[Dataset listings of figures]
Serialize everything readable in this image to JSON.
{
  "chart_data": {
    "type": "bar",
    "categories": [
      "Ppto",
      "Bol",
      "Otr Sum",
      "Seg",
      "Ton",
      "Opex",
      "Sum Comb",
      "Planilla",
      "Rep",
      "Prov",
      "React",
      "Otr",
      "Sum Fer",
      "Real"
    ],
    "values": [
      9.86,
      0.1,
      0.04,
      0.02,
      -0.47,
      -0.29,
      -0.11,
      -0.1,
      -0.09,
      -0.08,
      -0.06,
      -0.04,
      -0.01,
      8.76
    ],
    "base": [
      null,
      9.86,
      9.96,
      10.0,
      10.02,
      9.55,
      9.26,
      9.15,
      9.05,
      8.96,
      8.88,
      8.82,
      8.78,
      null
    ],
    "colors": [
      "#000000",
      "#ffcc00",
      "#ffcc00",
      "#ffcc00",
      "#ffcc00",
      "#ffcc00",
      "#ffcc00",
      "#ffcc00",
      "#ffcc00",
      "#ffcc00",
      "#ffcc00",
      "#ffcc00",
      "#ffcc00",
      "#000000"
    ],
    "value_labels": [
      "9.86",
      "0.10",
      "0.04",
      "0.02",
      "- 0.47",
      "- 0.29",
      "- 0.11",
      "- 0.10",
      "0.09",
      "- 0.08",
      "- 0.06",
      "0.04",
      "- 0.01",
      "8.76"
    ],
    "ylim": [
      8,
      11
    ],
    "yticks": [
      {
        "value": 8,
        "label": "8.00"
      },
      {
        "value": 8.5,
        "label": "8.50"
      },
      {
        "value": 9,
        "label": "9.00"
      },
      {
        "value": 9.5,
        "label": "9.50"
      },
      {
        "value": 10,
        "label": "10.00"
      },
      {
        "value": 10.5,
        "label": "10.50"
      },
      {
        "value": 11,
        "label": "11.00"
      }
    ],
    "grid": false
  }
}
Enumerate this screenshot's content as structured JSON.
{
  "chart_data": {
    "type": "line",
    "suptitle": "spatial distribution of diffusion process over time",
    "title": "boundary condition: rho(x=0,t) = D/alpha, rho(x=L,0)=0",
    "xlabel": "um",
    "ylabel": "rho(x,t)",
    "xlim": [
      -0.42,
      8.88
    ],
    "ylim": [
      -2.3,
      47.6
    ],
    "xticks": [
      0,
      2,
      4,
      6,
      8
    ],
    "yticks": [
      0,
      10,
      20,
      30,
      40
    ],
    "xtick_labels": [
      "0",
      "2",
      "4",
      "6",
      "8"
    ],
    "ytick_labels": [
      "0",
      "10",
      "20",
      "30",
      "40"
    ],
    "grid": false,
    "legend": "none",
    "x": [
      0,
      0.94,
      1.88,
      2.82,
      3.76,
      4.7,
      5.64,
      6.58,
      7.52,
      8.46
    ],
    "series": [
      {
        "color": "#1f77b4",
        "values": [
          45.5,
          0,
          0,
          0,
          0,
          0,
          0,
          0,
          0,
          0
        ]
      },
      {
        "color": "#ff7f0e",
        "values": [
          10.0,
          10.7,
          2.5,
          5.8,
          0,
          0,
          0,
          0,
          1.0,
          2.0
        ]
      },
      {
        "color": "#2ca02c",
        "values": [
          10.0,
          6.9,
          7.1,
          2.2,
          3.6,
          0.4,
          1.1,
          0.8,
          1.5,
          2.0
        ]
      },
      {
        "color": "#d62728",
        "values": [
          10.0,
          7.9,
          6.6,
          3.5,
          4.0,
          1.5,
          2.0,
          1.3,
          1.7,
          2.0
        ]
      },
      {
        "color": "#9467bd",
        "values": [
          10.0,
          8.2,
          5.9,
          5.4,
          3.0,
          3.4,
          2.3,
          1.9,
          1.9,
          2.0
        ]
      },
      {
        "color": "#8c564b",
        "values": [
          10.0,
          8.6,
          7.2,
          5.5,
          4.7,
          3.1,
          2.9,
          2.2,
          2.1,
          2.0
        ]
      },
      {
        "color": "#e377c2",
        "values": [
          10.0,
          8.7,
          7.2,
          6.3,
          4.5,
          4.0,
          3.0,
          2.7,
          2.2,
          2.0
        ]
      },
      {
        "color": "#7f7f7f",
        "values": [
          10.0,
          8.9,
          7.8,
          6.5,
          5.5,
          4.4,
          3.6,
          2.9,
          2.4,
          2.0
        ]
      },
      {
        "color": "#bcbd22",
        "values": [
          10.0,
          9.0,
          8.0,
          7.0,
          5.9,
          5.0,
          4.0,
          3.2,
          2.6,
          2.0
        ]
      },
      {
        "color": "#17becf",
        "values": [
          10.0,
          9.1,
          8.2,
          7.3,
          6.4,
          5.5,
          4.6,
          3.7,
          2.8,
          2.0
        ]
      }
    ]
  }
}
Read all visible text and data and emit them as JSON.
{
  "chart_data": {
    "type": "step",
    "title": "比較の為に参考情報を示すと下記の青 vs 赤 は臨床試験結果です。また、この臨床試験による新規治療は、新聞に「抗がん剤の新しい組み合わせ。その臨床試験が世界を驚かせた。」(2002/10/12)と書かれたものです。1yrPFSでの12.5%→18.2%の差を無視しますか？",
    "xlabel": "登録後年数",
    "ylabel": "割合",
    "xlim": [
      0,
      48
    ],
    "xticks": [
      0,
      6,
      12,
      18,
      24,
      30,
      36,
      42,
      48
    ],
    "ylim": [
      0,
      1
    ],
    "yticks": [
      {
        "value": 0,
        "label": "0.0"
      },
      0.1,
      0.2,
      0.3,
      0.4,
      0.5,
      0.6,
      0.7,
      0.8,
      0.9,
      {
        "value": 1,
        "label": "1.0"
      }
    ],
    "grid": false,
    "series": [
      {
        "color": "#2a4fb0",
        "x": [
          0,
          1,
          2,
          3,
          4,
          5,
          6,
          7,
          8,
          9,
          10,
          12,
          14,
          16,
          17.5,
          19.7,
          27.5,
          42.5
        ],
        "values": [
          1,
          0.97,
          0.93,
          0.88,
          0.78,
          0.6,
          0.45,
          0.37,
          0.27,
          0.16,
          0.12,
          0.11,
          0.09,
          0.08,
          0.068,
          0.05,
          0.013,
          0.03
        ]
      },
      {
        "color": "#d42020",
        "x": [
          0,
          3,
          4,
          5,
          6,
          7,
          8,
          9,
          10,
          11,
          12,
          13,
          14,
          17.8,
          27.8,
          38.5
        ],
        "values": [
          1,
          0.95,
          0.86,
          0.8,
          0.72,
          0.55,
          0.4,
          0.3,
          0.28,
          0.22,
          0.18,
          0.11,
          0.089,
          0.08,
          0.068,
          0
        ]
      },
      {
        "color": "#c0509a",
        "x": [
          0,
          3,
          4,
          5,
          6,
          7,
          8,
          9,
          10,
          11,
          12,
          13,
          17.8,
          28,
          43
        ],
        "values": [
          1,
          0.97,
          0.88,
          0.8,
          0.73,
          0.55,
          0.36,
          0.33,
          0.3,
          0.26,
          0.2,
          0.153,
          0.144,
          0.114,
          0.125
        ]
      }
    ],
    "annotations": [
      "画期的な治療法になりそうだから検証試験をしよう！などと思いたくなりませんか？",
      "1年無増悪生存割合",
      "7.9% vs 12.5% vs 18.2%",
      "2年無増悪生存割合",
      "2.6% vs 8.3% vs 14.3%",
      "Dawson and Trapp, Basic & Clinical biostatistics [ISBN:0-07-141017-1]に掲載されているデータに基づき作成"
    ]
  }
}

• **Written exercise**
Print every record above exactly as written.

• **Solved problem**
Serialize everything readable in this image to JSON.
{
  "chart_data": {
    "type": "bar",
    "categories": [
      "Ppto",
      "Bol",
      "Otr Sum",
      "Seg",
      "Ton",
      "Opex",
      "Sum Comb",
      "Planilla",
      "Rep",
      "Prov",
      "React",
      "Otr",
      "Sum Fer",
      "Real"
    ],
    "values": [
      9.86,
      0.1,
      0.04,
      0.02,
      -0.47,
      -0.29,
      -0.11,
      -0.1,
      -0.09,
      -0.08,
      -0.06,
      -0.04,
      -0.01,
      8.76
    ],
    "base": [
      null,
      9.86,
      9.96,
      10.0,
      10.02,
      9.55,
      9.26,
      9.15,
      9.05,
      8.96,
      8.88,
      8.82,
      8.78,
      null
    ],
    "colors": [
      "#000000",
      "#ffcc00",
      "#ffcc00",
      "#ffcc00",
      "#ffcc00",
      "#ffcc00",
      "#ffcc00",
      "#ffcc00",
      "#ffcc00",
      "#ffcc00",
      "#ffcc00",
      "#ffcc00",
      "#ffcc00",
      "#000000"
    ],
    "value_labels": [
      "9.86",
      "0.10",
      "0.04",
      "0.02",
      "- 0.47",
      "- 0.29",
      "- 0.11",
      "- 0.10",
      "0.09",
      "- 0.08",
      "- 0.06",
      "0.04",
      "- 0.01",
      "8.76"
    ],
    "ylim": [
      8,
      11
    ],
    "yticks": [
      {
        "value": 8,
        "label": "8.00"
      },
      {
        "value": 8.5,
        "label": "8.50"
      },
      {
        "value": 9,
        "label": "9.00"
      },
      {
        "value": 9.5,
        "label": "9.50"
      },
      {
        "value": 10,
        "label": "10.00"
      },
      {
        "value": 10.5,
        "label": "10.50"
      },
      {
        "value": 11,
        "label": "11.00"
      }
    ],
    "grid": false
  }
}
Enumerate this screenshot's content as structured JSON.
{
  "chart_data": {
    "type": "line",
    "suptitle": "spatial distribution of diffusion process over time",
    "title": "boundary condition: rho(x=0,t) = D/alpha, rho(x=L,0)=0",
    "xlabel": "um",
    "ylabel": "rho(x,t)",
    "xlim": [
      -0.42,
      8.88
    ],
    "ylim": [
      -2.3,
      47.6
    ],
    "xticks": [
      0,
      2,
      4,
      6,
      8
    ],
    "yticks": [
      0,
      10,
      20,
      30,
      40
    ],
    "xtick_labels": [
      "0",
      "2",
      "4",
      "6",
      "8"
    ],
    "ytick_labels": [
      "0",
      "10",
      "20",
      "30",
      "40"
    ],
    "grid": false,
    "legend": "none",
    "x": [
      0,
      0.94,
      1.88,
      2.82,
      3.76,
      4.7,
      5.64,
      6.58,
      7.52,
      8.46
    ],
    "series": [
      {
        "color": "#1f77b4",
        "values": [
          45.5,
          0,
          0,
          0,
          0,
          0,
          0,
          0,
          0,
          0
        ]
      },
      {
        "color": "#ff7f0e",
        "values": [
          10.0,
          10.7,
          2.5,
          5.8,
          0,
          0,
          0,
          0,
          1.0,
          2.0
        ]
      },
      {
        "color": "#2ca02c",
        "values": [
          10.0,
          6.9,
          7.1,
          2.2,
          3.6,
          0.4,
          1.1,
          0.8,
          1.5,
          2.0
        ]
      },
      {
        "color": "#d62728",
        "values": [
          10.0,
          7.9,
          6.6,
          3.5,
          4.0,
          1.5,
          2.0,
          1.3,
          1.7,
          2.0
        ]
      },
      {
        "color": "#9467bd",
        "values": [
          10.0,
          8.2,
          5.9,
          5.4,
          3.0,
          3.4,
          2.3,
          1.9,
          1.9,
          2.0
        ]
      },
      {
        "color": "#8c564b",
        "values": [
          10.0,
          8.6,
          7.2,
          5.5,
          4.7,
          3.1,
          2.9,
          2.2,
          2.1,
          2.0
        ]
      },
      {
        "color": "#e377c2",
        "values": [
          10.0,
          8.7,
          7.2,
          6.3,
          4.5,
          4.0,
          3.0,
          2.7,
          2.2,
          2.0
        ]
      },
      {
        "color": "#7f7f7f",
        "values": [
          10.0,
          8.9,
          7.8,
          6.5,
          5.5,
          4.4,
          3.6,
          2.9,
          2.4,
          2.0
        ]
      },
      {
        "color": "#bcbd22",
        "values": [
          10.0,
          9.0,
          8.0,
          7.0,
          5.9,
          5.0,
          4.0,
          3.2,
          2.6,
          2.0
        ]
      },
      {
        "color": "#17becf",
        "values": [
          10.0,
          9.1,
          8.2,
          7.3,
          6.4,
          5.5,
          4.6,
          3.7,
          2.8,
          2.0
        ]
      }
    ]
  }
}
Read all visible text and data and emit them as JSON.
{
  "chart_data": {
    "type": "step",
    "title": "比較の為に参考情報を示すと下記の青 vs 赤 は臨床試験結果です。また、この臨床試験による新規治療は、新聞に「抗がん剤の新しい組み合わせ。その臨床試験が世界を驚かせた。」(2002/10/12)と書かれたものです。1yrPFSでの12.5%→18.2%の差を無視しますか？",
    "xlabel": "登録後年数",
    "ylabel": "割合",
    "xlim": [
      0,
      48
    ],
    "xticks": [
      0,
      6,
      12,
      18,
      24,
      30,
      36,
      42,
      48
    ],
    "ylim": [
      0,
      1
    ],
    "yticks": [
      {
        "value": 0,
        "label": "0.0"
      },
      0.1,
      0.2,
      0.3,
      0.4,
      0.5,
      0.6,
      0.7,
      0.8,
      0.9,
      {
        "value": 1,
        "label": "1.0"
      }
    ],
    "grid": false,
    "series": [
      {
        "color": "#2a4fb0",
        "x": [
          0,
          1,
          2,
          3,
          4,
          5,
          6,
          7,
          8,
          9,
          10,
          12,
          14,
          16,
          17.5,
          19.7,
          27.5,
          42.5
        ],
        "values": [
          1,
          0.97,
          0.93,
          0.88,
          0.78,
          0.6,
          0.45,
          0.37,
          0.27,
          0.16,
          0.12,
          0.11,
          0.09,
          0.08,
          0.068,
          0.05,
          0.013,
          0.03
        ]
      },
      {
        "color": "#d42020",
        "x": [
          0,
          3,
          4,
          5,
          6,
          7,
          8,
          9,
          10,
          11,
          12,
          13,
          14,
          17.8,
          27.8,
          38.5
        ],
        "values": [
          1,
          0.95,
          0.86,
          0.8,
          0.72,
          0.55,
          0.4,
          0.3,
          0.28,
          0.22,
          0.18,
          0.11,
          0.089,
          0.08,
          0.068,
          0
        ]
      },
      {
        "color": "#c0509a",
        "x": [
          0,
          3,
          4,
          5,
          6,
          7,
          8,
          9,
          10,
          11,
          12,
          13,
          17.8,
          28,
          43
        ],
        "values": [
          1,
          0.97,
          0.88,
          0.8,
          0.73,
          0.55,
          0.36,
          0.33,
          0.3,
          0.26,
          0.2,
          0.153,
          0.144,
          0.114,
          0.125
        ]
      }
    ],
    "annotations": [
      "画期的な治療法になりそうだから検証試験をしよう！などと思いたくなりませんか？",
      "1年無増悪生存割合",
      "7.9% vs 12.5% vs 18.2%",
      "2年無増悪生存割合",
      "2.6% vs 8.3% vs 14.3%",
      "Dawson and Trapp, Basic & Clinical biostatistics [ISBN:0-07-141017-1]に掲載されているデータに基づき作成"
    ]
  }
}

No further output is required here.